§ **GIVEN INSTRUCTION**:
Find the string "Psychology" in the data, then copy every line where it is found.
^^^^^^^^^^^^^^^^
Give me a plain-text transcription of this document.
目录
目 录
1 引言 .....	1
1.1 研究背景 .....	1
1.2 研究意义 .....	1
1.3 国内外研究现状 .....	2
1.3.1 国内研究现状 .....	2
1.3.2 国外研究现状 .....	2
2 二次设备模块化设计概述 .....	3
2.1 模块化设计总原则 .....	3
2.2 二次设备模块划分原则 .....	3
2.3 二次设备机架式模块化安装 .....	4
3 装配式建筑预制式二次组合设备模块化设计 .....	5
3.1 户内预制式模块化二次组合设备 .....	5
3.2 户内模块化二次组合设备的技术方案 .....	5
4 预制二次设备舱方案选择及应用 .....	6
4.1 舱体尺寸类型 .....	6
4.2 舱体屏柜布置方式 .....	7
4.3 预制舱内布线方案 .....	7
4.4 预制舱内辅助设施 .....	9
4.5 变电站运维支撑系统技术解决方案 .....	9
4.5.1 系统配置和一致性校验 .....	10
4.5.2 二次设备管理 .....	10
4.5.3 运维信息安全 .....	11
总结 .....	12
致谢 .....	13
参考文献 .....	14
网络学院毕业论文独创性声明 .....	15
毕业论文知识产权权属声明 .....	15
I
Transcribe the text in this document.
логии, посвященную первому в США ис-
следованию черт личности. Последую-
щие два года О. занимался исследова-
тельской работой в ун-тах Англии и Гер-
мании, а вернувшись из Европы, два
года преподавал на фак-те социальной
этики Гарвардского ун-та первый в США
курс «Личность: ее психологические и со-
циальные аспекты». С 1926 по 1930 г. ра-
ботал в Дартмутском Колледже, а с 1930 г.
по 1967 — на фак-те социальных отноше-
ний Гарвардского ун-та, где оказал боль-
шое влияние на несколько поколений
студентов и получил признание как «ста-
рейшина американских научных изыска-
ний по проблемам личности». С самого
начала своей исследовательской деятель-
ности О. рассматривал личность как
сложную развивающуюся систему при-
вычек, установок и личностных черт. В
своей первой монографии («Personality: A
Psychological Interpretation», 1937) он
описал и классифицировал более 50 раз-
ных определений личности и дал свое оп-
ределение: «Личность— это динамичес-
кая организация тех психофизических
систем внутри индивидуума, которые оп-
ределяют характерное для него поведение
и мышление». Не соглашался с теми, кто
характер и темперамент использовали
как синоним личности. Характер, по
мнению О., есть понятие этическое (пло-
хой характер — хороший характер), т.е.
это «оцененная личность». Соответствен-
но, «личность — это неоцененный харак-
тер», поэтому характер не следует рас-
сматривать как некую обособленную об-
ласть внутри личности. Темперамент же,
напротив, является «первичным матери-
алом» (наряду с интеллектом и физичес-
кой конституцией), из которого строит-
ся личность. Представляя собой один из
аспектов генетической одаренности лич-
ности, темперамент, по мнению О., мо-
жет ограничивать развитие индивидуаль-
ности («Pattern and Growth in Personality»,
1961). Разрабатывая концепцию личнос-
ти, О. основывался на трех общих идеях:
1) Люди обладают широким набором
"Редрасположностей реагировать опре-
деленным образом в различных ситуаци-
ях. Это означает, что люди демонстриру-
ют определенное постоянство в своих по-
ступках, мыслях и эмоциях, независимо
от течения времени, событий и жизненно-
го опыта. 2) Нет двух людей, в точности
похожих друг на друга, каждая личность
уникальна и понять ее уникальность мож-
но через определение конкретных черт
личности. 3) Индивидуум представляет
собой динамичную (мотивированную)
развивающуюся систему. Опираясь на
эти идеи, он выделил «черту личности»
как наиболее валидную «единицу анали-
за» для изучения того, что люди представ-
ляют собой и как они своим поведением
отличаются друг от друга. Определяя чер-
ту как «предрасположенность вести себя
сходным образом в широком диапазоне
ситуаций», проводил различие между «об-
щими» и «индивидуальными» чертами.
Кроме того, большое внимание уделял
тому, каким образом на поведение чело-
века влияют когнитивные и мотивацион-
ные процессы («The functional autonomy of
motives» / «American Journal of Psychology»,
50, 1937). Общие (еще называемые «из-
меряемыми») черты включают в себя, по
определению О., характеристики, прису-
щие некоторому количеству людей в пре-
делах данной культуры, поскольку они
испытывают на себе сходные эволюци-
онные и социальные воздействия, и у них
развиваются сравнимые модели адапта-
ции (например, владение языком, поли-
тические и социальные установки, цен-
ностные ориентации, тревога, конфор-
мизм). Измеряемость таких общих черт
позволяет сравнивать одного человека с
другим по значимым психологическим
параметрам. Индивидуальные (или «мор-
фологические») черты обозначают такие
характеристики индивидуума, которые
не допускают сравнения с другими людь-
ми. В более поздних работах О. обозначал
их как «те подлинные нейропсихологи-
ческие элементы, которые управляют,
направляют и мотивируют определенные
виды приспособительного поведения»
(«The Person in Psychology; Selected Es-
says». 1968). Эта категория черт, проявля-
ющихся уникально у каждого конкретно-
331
^^^^^^^^^^^^^^^^
§ **FULL ANSWER**:
motives» / «American Journal of Psychology»,
(«The Person in Psychology; Selected Es-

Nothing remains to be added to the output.